### DIRECTIONS FOR THIS TASK
Recast the lines as a Markdown table with two columns, Row and Line. Begin at the line that contains "Annotate this image: element" and stop after the line that contains "380, 90, 394]". Number each row and leave out any blank lines.

### SOURCE DATA
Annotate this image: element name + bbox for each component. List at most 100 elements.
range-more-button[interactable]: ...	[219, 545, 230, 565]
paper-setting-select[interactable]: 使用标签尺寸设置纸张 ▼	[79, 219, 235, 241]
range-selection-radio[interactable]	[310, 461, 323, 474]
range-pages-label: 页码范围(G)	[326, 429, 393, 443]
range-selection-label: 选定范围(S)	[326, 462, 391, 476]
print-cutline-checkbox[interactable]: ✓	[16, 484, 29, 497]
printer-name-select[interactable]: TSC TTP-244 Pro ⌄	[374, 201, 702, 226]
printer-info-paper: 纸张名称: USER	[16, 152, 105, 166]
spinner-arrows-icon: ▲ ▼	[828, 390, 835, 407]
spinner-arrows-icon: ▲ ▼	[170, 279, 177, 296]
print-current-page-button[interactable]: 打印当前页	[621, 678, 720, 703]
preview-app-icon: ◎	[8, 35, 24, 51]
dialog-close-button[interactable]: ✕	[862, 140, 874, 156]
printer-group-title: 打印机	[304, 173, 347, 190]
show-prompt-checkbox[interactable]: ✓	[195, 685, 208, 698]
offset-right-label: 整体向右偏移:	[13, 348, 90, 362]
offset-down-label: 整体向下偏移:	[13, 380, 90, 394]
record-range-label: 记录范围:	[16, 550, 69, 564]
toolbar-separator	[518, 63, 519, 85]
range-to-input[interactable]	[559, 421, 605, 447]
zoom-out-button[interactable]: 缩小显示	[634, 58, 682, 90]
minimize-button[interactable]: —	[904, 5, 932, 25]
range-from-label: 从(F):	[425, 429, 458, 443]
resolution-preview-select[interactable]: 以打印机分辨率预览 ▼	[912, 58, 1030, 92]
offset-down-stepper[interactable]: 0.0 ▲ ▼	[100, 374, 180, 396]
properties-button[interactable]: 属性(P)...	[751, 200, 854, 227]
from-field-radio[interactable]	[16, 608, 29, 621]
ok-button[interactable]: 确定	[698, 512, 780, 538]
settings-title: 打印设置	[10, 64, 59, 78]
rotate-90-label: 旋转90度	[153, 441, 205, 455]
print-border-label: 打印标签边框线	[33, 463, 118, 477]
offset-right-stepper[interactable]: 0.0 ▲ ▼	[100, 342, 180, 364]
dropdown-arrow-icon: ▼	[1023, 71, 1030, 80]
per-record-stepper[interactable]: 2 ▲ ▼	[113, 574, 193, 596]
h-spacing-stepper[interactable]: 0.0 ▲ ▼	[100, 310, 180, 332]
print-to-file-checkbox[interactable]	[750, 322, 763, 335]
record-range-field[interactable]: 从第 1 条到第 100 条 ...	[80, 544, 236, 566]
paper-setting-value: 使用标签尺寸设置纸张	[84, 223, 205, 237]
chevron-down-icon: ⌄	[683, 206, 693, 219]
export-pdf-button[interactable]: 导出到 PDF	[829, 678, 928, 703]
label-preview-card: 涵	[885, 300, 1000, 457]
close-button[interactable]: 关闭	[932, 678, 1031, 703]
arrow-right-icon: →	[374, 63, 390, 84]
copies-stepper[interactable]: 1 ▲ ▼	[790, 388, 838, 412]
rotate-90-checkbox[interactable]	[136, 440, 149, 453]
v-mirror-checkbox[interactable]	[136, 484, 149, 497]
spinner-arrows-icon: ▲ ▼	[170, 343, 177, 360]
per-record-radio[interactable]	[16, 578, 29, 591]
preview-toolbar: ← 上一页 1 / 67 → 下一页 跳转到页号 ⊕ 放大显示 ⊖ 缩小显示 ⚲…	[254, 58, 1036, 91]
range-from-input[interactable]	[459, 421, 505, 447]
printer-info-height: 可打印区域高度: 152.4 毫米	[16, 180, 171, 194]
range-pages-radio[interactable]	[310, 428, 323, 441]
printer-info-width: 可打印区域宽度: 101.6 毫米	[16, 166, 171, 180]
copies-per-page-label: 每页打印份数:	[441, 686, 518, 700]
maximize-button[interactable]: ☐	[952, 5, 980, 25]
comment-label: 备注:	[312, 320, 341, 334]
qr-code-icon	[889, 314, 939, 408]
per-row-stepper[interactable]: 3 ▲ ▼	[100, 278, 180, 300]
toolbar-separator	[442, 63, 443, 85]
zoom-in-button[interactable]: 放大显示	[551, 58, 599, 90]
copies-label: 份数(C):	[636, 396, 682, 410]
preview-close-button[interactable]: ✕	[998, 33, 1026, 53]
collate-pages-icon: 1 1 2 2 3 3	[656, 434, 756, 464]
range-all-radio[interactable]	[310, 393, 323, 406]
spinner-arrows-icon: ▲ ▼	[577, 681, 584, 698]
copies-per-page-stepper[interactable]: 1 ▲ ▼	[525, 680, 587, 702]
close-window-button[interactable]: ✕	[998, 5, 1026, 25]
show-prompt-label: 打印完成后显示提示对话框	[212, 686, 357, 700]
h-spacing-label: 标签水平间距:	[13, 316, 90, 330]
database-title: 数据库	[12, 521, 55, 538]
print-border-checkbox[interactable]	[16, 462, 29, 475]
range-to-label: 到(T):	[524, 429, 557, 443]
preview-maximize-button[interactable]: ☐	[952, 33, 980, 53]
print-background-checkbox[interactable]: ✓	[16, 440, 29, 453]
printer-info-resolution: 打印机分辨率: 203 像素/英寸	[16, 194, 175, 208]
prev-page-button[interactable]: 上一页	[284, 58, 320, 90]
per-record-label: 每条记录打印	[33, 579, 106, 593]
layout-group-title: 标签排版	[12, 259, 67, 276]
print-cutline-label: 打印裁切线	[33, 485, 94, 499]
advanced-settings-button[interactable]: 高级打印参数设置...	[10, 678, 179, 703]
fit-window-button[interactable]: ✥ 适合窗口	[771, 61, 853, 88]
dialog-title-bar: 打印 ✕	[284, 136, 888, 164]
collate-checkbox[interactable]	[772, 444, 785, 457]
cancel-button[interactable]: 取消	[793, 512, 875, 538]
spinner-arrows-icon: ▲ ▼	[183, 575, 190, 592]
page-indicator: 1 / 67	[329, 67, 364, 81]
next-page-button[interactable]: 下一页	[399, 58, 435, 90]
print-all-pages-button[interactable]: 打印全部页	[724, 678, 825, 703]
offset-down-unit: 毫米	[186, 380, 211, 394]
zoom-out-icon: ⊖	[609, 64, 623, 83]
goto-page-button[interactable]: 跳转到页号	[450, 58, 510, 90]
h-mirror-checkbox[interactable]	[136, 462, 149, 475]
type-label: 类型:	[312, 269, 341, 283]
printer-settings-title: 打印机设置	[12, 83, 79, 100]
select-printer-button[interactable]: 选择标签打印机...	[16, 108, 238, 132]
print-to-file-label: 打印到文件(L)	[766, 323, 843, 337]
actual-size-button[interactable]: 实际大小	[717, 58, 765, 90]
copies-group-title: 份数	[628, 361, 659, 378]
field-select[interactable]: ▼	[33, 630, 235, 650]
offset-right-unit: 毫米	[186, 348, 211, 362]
==
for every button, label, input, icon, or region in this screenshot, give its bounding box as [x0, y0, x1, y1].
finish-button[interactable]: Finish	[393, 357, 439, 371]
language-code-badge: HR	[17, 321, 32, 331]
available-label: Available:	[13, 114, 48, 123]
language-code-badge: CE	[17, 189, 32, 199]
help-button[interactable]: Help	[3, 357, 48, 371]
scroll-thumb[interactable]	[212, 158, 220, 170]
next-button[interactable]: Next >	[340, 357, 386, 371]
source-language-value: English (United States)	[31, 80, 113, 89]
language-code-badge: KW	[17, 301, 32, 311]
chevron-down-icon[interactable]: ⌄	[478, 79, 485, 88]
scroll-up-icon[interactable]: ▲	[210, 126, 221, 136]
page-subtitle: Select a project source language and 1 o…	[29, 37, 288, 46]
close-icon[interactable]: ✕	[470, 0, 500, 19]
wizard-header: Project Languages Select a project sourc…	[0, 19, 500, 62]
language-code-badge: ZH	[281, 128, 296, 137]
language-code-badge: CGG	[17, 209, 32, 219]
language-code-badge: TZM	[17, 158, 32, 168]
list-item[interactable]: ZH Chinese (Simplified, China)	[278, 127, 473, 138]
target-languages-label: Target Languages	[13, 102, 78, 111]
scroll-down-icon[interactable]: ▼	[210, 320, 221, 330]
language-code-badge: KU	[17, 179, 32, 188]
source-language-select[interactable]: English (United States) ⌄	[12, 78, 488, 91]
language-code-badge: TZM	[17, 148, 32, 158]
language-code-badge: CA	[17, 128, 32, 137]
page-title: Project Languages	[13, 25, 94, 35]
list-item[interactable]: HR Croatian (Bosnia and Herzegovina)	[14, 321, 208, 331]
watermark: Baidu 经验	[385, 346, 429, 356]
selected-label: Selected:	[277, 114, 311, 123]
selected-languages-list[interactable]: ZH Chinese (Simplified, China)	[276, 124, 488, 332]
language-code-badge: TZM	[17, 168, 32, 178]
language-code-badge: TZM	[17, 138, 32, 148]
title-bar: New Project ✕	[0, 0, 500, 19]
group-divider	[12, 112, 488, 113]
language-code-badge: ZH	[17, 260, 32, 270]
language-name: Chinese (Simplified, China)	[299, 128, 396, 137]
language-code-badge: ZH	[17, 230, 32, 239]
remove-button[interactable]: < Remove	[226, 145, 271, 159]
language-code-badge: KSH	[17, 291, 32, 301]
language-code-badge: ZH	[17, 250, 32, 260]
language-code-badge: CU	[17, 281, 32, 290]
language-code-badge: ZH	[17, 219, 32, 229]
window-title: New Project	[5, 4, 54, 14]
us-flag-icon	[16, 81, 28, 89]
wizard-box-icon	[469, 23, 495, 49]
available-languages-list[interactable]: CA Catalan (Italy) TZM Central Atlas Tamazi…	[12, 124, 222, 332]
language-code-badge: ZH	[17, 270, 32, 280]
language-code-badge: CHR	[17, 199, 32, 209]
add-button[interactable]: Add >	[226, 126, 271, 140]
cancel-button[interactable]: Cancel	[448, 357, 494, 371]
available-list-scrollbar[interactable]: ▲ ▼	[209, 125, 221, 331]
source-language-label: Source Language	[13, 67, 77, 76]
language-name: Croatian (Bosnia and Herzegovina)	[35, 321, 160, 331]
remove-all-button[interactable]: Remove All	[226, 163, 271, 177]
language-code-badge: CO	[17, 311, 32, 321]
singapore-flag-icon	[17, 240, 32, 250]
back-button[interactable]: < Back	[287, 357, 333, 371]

### THE COMPLETED TASK
| Row | Line |
|---|---|
| 1 | Annotate this image: element name + bbox for each component. List at most 100 elements. |
| 2 | range-more-button[interactable]: ...	[219, 545, 230, 565] |
| 3 | paper-setting-select[interactable]: 使用标签尺寸设置纸张 ▼	[79, 219, 235, 241] |
| 4 | range-selection-radio[interactable]	[310, 461, 323, 474] |
| 5 | range-pages-label: 页码范围(G)	[326, 429, 393, 443] |
| 6 | range-selection-label: 选定范围(S)	[326, 462, 391, 476] |
| 7 | print-cutline-checkbox[interactable]: ✓	[16, 484, 29, 497] |
| 8 | printer-name-select[interactable]: TSC TTP-244 Pro ⌄	[374, 201, 702, 226] |
| 9 | printer-info-paper: 纸张名称: USER	[16, 152, 105, 166] |
| 10 | spinner-arrows-icon: ▲ ▼	[828, 390, 835, 407] |
| 11 | spinner-arrows-icon: ▲ ▼	[170, 279, 177, 296] |
| 12 | print-current-page-button[interactable]: 打印当前页	[621, 678, 720, 703] |
| 13 | preview-app-icon: ◎	[8, 35, 24, 51] |
| 14 | dialog-close-button[interactable]: ✕	[862, 140, 874, 156] |
| 15 | printer-group-title: 打印机	[304, 173, 347, 190] |
| 16 | show-prompt-checkbox[interactable]: ✓	[195, 685, 208, 698] |
| 17 | offset-right-label: 整体向右偏移:	[13, 348, 90, 362] |
| 18 | offset-down-label: 整体向下偏移:	[13, 380, 90, 394] |